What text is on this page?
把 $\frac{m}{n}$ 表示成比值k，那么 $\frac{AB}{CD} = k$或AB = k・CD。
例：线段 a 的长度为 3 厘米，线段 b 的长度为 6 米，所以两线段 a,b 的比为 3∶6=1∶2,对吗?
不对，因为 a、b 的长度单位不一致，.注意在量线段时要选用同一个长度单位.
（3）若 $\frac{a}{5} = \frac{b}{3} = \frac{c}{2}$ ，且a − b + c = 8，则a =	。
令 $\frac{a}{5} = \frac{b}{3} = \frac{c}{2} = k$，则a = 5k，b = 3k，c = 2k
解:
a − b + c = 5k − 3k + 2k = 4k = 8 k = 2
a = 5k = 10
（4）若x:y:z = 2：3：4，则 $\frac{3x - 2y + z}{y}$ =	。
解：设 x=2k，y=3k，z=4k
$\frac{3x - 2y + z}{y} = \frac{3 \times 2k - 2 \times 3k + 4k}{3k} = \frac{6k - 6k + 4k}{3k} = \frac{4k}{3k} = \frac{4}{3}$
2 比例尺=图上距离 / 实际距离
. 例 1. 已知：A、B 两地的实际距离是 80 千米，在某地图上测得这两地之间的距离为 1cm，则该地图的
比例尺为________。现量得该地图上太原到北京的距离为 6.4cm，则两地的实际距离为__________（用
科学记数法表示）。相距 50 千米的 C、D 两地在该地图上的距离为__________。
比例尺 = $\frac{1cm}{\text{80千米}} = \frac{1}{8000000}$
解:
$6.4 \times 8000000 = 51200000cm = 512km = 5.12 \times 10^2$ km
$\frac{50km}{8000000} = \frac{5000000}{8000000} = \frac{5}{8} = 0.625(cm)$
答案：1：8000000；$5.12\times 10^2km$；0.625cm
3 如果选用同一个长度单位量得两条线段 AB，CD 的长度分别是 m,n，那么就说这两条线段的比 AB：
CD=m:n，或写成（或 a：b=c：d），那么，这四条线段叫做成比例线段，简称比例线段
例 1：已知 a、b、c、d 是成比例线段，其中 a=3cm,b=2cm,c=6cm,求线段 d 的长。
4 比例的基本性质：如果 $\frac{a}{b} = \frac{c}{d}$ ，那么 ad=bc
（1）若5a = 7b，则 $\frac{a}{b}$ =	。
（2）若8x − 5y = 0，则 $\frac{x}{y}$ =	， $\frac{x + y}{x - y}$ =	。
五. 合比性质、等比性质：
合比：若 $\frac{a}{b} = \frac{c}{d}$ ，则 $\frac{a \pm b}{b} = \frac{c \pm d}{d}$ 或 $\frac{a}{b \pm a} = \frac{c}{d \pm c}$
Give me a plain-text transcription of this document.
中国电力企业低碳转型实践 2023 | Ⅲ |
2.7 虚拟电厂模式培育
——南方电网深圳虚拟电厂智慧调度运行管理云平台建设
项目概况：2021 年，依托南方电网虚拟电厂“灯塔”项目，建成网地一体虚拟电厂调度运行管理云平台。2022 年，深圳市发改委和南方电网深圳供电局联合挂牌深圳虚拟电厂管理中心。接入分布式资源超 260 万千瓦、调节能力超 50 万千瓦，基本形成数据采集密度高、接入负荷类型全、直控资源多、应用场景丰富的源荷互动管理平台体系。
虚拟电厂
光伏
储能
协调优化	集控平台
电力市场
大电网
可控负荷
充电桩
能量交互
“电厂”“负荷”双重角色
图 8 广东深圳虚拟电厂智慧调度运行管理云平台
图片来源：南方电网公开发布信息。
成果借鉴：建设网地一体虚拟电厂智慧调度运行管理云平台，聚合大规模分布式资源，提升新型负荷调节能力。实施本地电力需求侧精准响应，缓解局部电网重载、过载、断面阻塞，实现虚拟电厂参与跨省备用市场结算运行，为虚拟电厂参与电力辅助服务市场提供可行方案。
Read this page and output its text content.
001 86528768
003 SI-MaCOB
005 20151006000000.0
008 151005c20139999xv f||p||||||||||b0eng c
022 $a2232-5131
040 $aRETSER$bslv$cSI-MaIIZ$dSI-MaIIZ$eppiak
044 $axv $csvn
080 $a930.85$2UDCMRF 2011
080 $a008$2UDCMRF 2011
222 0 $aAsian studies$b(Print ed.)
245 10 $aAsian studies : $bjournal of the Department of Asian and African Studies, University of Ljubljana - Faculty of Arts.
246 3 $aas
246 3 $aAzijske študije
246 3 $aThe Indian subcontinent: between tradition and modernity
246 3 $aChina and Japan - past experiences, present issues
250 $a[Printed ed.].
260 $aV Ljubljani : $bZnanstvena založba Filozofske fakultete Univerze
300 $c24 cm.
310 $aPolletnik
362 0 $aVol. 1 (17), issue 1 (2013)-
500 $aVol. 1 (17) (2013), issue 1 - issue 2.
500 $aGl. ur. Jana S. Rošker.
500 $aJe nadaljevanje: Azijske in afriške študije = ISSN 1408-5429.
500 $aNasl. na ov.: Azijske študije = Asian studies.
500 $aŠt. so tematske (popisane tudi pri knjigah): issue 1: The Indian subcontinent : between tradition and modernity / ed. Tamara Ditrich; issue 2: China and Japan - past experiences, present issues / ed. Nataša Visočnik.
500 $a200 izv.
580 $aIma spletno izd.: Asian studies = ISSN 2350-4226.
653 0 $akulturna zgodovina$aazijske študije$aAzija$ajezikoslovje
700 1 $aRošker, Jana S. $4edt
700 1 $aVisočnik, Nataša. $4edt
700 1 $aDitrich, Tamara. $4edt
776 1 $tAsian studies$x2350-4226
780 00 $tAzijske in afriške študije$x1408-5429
.....
- [The task]: In the entries above, find the line containing "Read this page and output its text content.". Set down that line and every line after it through the last one, exactly and alone.

- [Final result]:
Read this page and output its text content.
001 86528768
003 SI-MaCOB
005 20151006000000.0
008 151005c20139999xv f||p||||||||||b0eng c
022 $a2232-5131
040 $aRETSER$bslv$cSI-MaIIZ$dSI-MaIIZ$eppiak
044 $axv $csvn
080 $a930.85$2UDCMRF 2011
080 $a008$2UDCMRF 2011
222 0 $aAsian studies$b(Print ed.)
245 10 $aAsian studies : $bjournal of the Department of Asian and African Studies, University of Ljubljana - Faculty of Arts.
246 3 $aas
246 3 $aAzijske študije
246 3 $aThe Indian subcontinent: between tradition and modernity
246 3 $aChina and Japan - past experiences, present issues
250 $a[Printed ed.].
260 $aV Ljubljani : $bZnanstvena založba Filozofske fakultete Univerze
300 $c24 cm.
310 $aPolletnik
362 0 $aVol. 1 (17), issue 1 (2013)-
500 $aVol. 1 (17) (2013), issue 1 - issue 2.
500 $aGl. ur. Jana S. Rošker.
500 $aJe nadaljevanje: Azijske in afriške študije = ISSN 1408-5429.
500 $aNasl. na ov.: Azijske študije = Asian studies.
500 $aŠt. so tematske (popisane tudi pri knjigah): issue 1: The Indian subcontinent : between tradition and modernity / ed. Tamara Ditrich; issue 2: China and Japan - past experiences, present issues / ed. Nataša Visočnik.
500 $a200 izv.
580 $aIma spletno izd.: Asian studies = ISSN 2350-4226.
653 0 $akulturna zgodovina$aazijske študije$aAzija$ajezikoslovje
700 1 $aRošker, Jana S. $4edt
700 1 $aVisočnik, Nataša. $4edt
700 1 $aDitrich, Tamara. $4edt
776 1 $tAsian studies$x2350-4226
780 00 $tAzijske in afriške študije$x1408-5429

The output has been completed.